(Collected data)
::::::::::

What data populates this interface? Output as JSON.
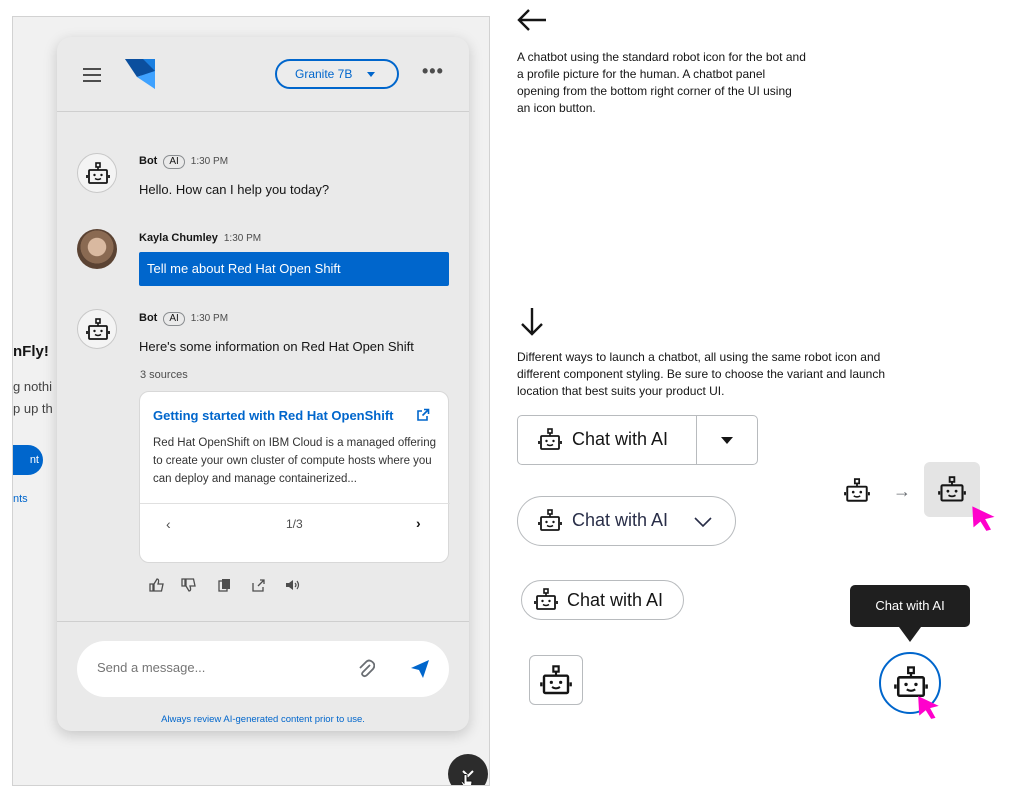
{
  "background_page": {
    "headline": "nFly!",
    "lines": [
      "g nothi",
      "p up th"
    ],
    "button_label": "nt",
    "link_label": "nts"
  },
  "chatbot": {
    "header": {
      "menu_icon": "hamburger-icon",
      "logo_icon": "app-logo",
      "model_selector": "Granite 7B",
      "options_icon": "kebab-icon"
    },
    "messages": [
      {
        "role": "bot",
        "name": "Bot",
        "badge": "AI",
        "time": "1:30 PM",
        "text": "Hello. How can I help you today?"
      },
      {
        "role": "user",
        "name": "Kayla Chumley",
        "time": "1:30 PM",
        "text": "Tell me about Red Hat Open Shift"
      },
      {
        "role": "bot",
        "name": "Bot",
        "badge": "AI",
        "time": "1:30 PM",
        "text": "Here's some information on Red Hat Open Shift"
      }
    ],
    "sources": {
      "label": "3 sources",
      "card_title": "Getting started with Red Hat OpenShift",
      "card_body": "Red Hat OpenShift on IBM Cloud is a managed offering to create your own cluster of compute hosts where you can deploy and manage containerized...",
      "pagination": "1/3"
    },
    "response_actions": [
      "thumbs-up-icon",
      "thumbs-down-icon",
      "copy-icon",
      "share-icon",
      "speaker-icon"
    ],
    "composer": {
      "placeholder": "Send a message...",
      "attach_icon": "paperclip-icon",
      "send_icon": "send-icon"
    },
    "disclaimer": "Always review AI-generated content prior to use."
  },
  "annotations": {
    "note_1": "A chatbot using the standard robot icon for the bot and a profile picture for the human. A chatbot panel opening from the bottom right corner of the UI using an  icon button.",
    "note_2": "Different ways to launch a chatbot, all using the same robot icon and different component styling. Be sure to choose the variant and launch location that best suits your product UI."
  },
  "launch_variants": {
    "split_button_label": "Chat with AI",
    "pill_button_label": "Chat with AI",
    "small_pill_label": "Chat with AI",
    "tooltip_label": "Chat with AI"
  },
  "colors": {
    "accent": "#0066cc",
    "cursor": "#ff00cc",
    "tooltip_bg": "#1f1f1f"
  }
}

::::::::::

▶ _JOB_
Look back over the material above and state how many lines hold the word "with". Write the number and nothing else.

▶ _SOLUTION FOR THIS TASK_
5